RECORDS SHOWN:
====================

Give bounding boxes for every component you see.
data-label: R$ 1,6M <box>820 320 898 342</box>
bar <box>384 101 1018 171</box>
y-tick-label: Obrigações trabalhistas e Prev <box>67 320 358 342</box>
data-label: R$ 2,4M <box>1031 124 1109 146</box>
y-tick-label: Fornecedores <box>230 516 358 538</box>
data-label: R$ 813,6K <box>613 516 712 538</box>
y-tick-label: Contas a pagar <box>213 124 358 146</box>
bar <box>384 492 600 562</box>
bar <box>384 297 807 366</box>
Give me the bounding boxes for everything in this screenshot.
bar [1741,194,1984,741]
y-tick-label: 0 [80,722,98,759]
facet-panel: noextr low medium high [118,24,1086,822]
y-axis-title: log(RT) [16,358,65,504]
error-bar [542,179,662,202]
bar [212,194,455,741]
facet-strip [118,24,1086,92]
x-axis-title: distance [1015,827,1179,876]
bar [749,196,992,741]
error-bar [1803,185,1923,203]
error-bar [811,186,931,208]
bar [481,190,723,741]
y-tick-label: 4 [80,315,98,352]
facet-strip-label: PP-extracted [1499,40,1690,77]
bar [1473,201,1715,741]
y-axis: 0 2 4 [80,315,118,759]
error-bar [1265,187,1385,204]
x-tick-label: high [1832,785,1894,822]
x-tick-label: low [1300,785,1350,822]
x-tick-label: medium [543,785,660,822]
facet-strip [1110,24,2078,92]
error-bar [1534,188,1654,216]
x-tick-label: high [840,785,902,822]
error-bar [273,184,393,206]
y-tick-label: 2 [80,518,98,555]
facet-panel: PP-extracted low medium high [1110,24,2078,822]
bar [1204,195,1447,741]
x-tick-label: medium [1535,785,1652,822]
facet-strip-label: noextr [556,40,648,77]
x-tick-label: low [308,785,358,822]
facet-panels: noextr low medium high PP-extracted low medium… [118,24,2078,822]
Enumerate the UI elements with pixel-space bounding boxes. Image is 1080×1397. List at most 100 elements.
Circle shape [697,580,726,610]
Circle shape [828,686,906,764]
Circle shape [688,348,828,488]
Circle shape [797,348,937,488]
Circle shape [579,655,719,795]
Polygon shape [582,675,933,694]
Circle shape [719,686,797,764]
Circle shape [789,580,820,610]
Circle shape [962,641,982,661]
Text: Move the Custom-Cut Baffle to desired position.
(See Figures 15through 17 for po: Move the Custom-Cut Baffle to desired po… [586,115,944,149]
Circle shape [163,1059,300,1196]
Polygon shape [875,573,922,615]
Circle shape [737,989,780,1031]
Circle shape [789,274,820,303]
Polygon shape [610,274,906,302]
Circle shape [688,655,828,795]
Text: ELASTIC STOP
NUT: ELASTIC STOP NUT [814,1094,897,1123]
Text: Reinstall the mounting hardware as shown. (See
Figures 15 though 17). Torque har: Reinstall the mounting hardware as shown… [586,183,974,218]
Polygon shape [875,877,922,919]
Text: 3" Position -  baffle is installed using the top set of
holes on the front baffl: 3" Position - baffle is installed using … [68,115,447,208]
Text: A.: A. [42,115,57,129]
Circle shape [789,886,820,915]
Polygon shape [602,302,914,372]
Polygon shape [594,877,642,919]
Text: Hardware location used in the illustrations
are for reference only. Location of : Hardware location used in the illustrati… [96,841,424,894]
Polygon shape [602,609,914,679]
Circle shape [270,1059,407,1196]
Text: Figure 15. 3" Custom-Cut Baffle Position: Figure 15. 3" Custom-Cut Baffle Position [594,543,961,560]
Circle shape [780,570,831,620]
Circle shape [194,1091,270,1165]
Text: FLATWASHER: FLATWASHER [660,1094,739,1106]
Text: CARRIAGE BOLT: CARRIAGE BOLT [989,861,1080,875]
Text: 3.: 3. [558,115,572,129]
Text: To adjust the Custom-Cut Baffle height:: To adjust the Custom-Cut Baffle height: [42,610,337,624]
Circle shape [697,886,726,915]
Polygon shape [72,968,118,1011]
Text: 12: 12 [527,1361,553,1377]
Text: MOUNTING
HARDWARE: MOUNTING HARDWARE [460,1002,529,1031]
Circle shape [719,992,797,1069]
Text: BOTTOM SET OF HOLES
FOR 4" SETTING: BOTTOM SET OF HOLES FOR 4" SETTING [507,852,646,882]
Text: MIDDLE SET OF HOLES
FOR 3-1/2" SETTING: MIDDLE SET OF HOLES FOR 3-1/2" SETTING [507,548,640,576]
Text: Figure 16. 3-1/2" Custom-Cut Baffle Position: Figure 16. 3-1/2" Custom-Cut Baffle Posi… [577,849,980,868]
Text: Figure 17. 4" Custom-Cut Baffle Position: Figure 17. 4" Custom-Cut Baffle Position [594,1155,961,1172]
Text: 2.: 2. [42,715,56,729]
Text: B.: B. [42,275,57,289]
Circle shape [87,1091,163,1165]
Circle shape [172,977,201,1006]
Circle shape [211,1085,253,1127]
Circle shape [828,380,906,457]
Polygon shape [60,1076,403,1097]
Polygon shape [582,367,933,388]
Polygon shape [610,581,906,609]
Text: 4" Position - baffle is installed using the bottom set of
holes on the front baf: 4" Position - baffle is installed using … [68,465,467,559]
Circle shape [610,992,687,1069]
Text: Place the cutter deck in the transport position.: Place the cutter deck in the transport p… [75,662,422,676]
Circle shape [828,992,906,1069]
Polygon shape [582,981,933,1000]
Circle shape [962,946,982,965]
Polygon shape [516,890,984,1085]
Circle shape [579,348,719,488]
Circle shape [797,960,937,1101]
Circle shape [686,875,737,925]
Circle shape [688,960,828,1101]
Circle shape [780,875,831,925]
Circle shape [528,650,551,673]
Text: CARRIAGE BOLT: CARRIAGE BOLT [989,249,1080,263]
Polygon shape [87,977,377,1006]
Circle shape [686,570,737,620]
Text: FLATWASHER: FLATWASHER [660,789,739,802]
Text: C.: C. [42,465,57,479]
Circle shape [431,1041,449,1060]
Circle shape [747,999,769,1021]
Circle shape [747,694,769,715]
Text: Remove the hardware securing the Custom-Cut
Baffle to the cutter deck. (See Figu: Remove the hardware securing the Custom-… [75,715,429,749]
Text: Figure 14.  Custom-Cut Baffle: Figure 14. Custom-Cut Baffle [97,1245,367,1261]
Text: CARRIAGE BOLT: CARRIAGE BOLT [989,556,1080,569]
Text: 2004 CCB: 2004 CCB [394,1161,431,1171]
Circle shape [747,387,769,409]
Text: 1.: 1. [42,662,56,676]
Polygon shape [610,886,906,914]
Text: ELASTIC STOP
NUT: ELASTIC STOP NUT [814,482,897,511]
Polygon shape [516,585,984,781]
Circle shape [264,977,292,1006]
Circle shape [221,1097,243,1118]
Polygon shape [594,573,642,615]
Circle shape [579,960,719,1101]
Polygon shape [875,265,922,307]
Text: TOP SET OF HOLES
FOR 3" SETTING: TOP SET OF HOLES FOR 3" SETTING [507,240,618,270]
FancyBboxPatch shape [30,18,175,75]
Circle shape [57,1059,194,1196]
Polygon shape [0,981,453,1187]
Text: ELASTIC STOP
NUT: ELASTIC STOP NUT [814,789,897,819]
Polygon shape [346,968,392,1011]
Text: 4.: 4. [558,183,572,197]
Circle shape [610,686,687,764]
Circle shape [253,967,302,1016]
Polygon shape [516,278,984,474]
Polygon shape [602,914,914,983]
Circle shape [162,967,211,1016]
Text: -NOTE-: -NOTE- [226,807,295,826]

====================

CHALLENGE:
Show every line of the records that contains the string "BOLT", matching case exactly.

REPLY TO THE TASK:
Text: CARRIAGE BOLT: CARRIAGE BOLT [989,861,1080,875]
Text: CARRIAGE BOLT: CARRIAGE BOLT [989,249,1080,263]
Text: CARRIAGE BOLT: CARRIAGE BOLT [989,556,1080,569]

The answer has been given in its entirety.